▶ Objective: Swap "Me gusta" for "likes" in the records from the line holding "128, 173, 154]" through the line holding "caption-text: mendozaflavio Momentos", inclusive. Give back only those lines, with nothing else changed.

▶ Data:

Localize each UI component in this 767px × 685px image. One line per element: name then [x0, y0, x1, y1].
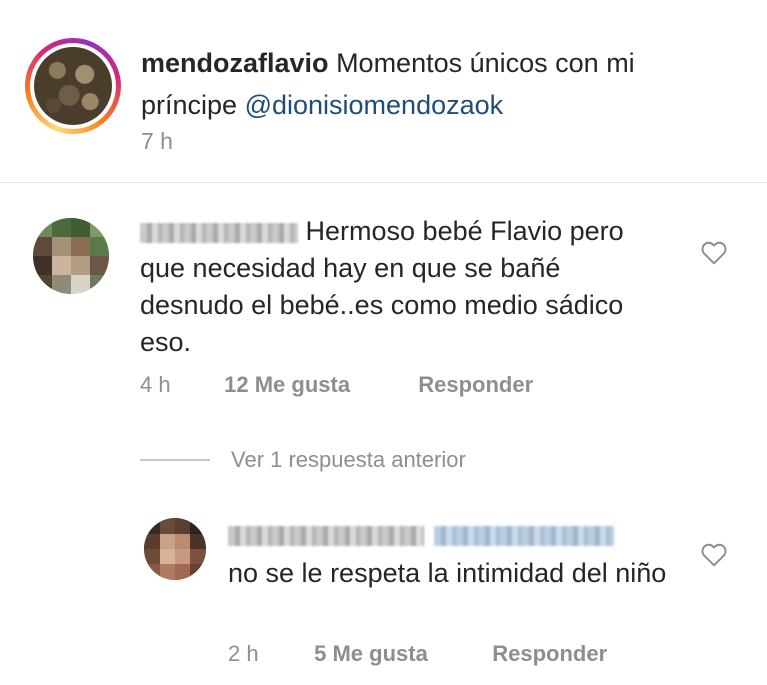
caption-timestamp: 7 h	[141, 128, 173, 154]
comment-timestamp: 4 h	[140, 372, 171, 397]
reply-header	[228, 526, 615, 552]
comment-text-block: Hermoso bebé Flavio pero que necesidad h…	[140, 213, 660, 361]
caption-mention[interactable]: @dionisiomendozaok	[245, 90, 504, 120]
pixelated-avatar	[33, 218, 109, 294]
reply-body: no se le respeta la intimidad del niño	[228, 558, 667, 588]
blurred-username[interactable]	[140, 222, 298, 243]
caption-avatar[interactable]	[34, 47, 112, 125]
comment-likes[interactable]: 12 Me gusta	[224, 372, 412, 398]
divider	[0, 182, 767, 183]
heart-outline-icon[interactable]	[701, 241, 727, 265]
heart-outline-icon[interactable]	[701, 543, 727, 567]
caption-username[interactable]: mendozaflavio	[141, 48, 329, 78]
replies-divider-line	[140, 459, 210, 461]
reply-avatar[interactable]	[144, 518, 206, 580]
view-previous-replies[interactable]: Ver 1 respuesta anterior	[231, 447, 466, 473]
comment-avatar[interactable]	[33, 218, 109, 294]
reply-reply-button[interactable]: Responder	[492, 641, 607, 667]
reply-meta: 2 h 5 Me gusta Responder	[228, 641, 607, 667]
caption-text: mendozaflavio Momentos únicos con mi prí…	[141, 42, 721, 126]
comment-reply-button[interactable]: Responder	[418, 372, 533, 398]
blurred-mention[interactable]	[434, 526, 615, 546]
reply-likes[interactable]: 5 Me gusta	[314, 641, 486, 667]
pixelated-avatar	[144, 518, 206, 580]
blurred-username[interactable]	[228, 526, 424, 546]
comment-meta: 4 h 12 Me gusta Responder	[140, 372, 533, 398]
reply-timestamp: 2 h	[228, 641, 259, 666]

▶ Solution to the problem:
caption-timestamp: 7 h	[141, 128, 173, 154]
comment-timestamp: 4 h	[140, 372, 171, 397]
reply-header	[228, 526, 615, 552]
comment-text-block: Hermoso bebé Flavio pero que necesidad h…	[140, 213, 660, 361]
caption-mention[interactable]: @dionisiomendozaok	[245, 90, 504, 120]
pixelated-avatar	[33, 218, 109, 294]
reply-body: no se le respeta la intimidad del niño	[228, 558, 667, 588]
blurred-username[interactable]	[140, 222, 298, 243]
caption-avatar[interactable]	[34, 47, 112, 125]
comment-likes[interactable]: 12 likes	[224, 372, 412, 398]
divider	[0, 182, 767, 183]
heart-outline-icon[interactable]	[701, 241, 727, 265]
heart-outline-icon[interactable]	[701, 543, 727, 567]
caption-username[interactable]: mendozaflavio	[141, 48, 329, 78]
replies-divider-line	[140, 459, 210, 461]
reply-avatar[interactable]	[144, 518, 206, 580]
view-previous-replies[interactable]: Ver 1 respuesta anterior	[231, 447, 466, 473]
comment-avatar[interactable]	[33, 218, 109, 294]
reply-reply-button[interactable]: Responder	[492, 641, 607, 667]
reply-meta: 2 h 5 likes Responder	[228, 641, 607, 667]
caption-text: mendozaflavio Momentos únicos con mi prí…	[141, 42, 721, 126]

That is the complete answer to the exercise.